• _Set problem_:
Please output every line of the material as it stands, without the pictures.

• _Items_:
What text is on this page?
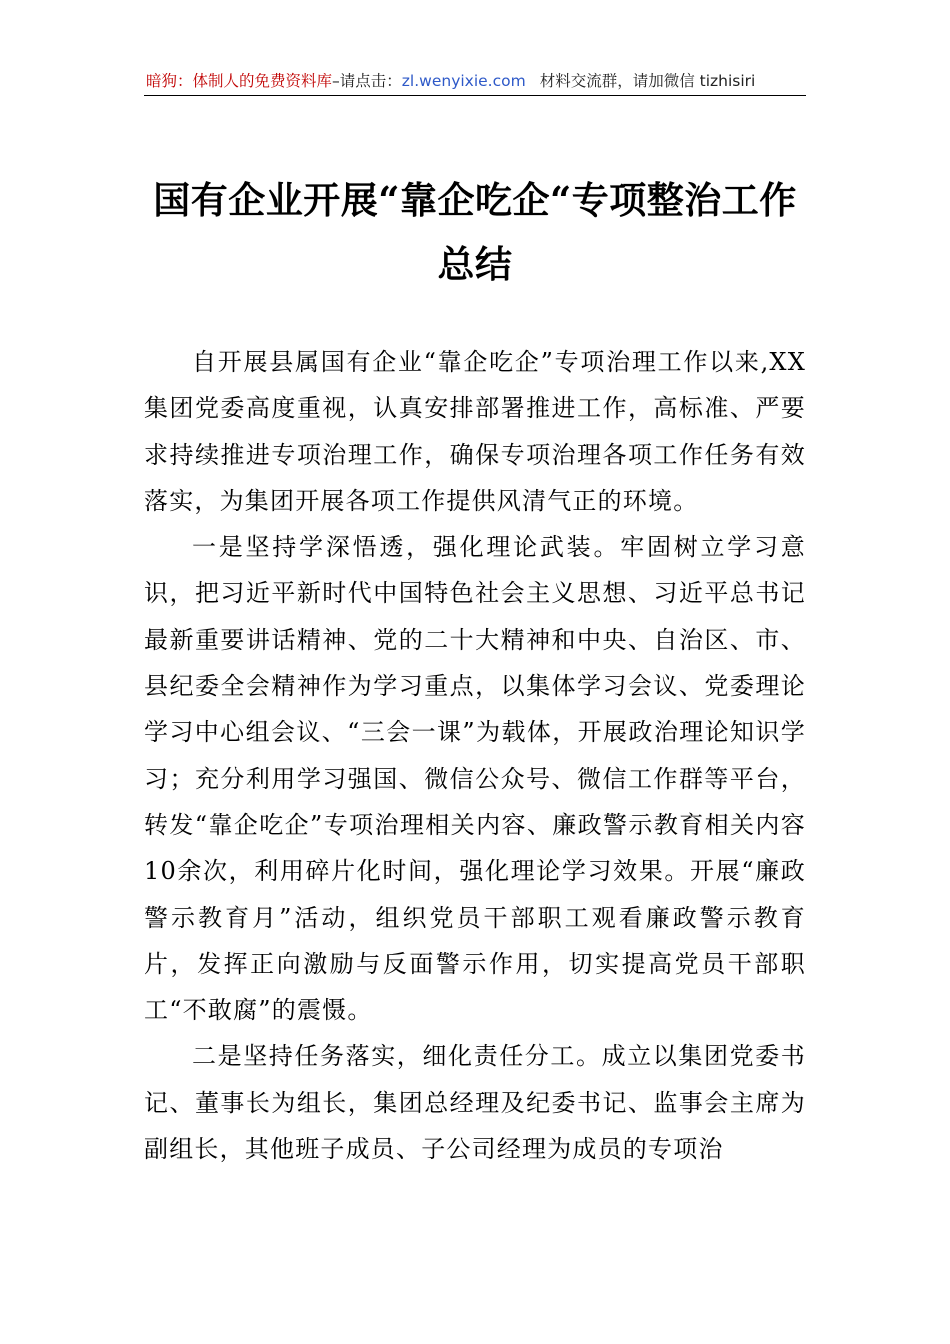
暗狗：体制人的免费资料库–请点击：zl.wenyixie.com 材料交流群，请加微信 tizhisiri
国有企业开展“靠企吃企“专项整治工作
总结

自开展县属国有企业“靠企吃企”专项治理工作以来,XX集团党委高度重视，认真安排部署推进工作，高标准、严要求持续推进专项治理工作，确保专项治理各项工作任务有效落实，为集团开展各项工作提供风清气正的环境。

一是坚持学深悟透，强化理论武装。牢固树立学习意识，把习近平新时代中国特色社会主义思想、习近平总书记最新重要讲话精神、党的二十大精神和中央、自治区、市、县纪委全会精神作为学习重点，以集体学习会议、党委理论学习中心组会议、“三会一课”为载体，开展政治理论知识学习；充分利用学习强国、微信公众号、微信工作群等平台，转发“靠企吃企”专项治理相关内容、廉政警示教育相关内容10余次，利用碎片化时间，强化理论学习效果。开展“廉政警示教育月”活动，组织党员干部职工观看廉政警示教育片，发挥正向激励与反面警示作用，切实提高党员干部职工“不敢腐”的震慑。

二是坚持任务落实，细化责任分工。成立以集团党委书记、董事长为组长，集团总经理及纪委书记、监事会主席为副组长，其他班子成员、子公司经理为成员的专项治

• _Result of the exercise_:
What text is on this page?
暗狗：体制人的免费资料库–请点击：zl.wenyixie.com 材料交流群，请加微信 tizhisiri
国有企业开展“靠企吃企“专项整治工作
总结

自开展县属国有企业“靠企吃企”专项治理工作以来,XX集团党委高度重视，认真安排部署推进工作，高标准、严要求持续推进专项治理工作，确保专项治理各项工作任务有效落实，为集团开展各项工作提供风清气正的环境。

一是坚持学深悟透，强化理论武装。牢固树立学习意识，把习近平新时代中国特色社会主义思想、习近平总书记最新重要讲话精神、党的二十大精神和中央、自治区、市、县纪委全会精神作为学习重点，以集体学习会议、党委理论学习中心组会议、“三会一课”为载体，开展政治理论知识学习；充分利用学习强国、微信公众号、微信工作群等平台，转发“靠企吃企”专项治理相关内容、廉政警示教育相关内容10余次，利用碎片化时间，强化理论学习效果。开展“廉政警示教育月”活动，组织党员干部职工观看廉政警示教育片，发挥正向激励与反面警示作用，切实提高党员干部职工“不敢腐”的震慑。

二是坚持任务落实，细化责任分工。成立以集团党委书记、董事长为组长，集团总经理及纪委书记、监事会主席为副组长，其他班子成员、子公司经理为成员的专项治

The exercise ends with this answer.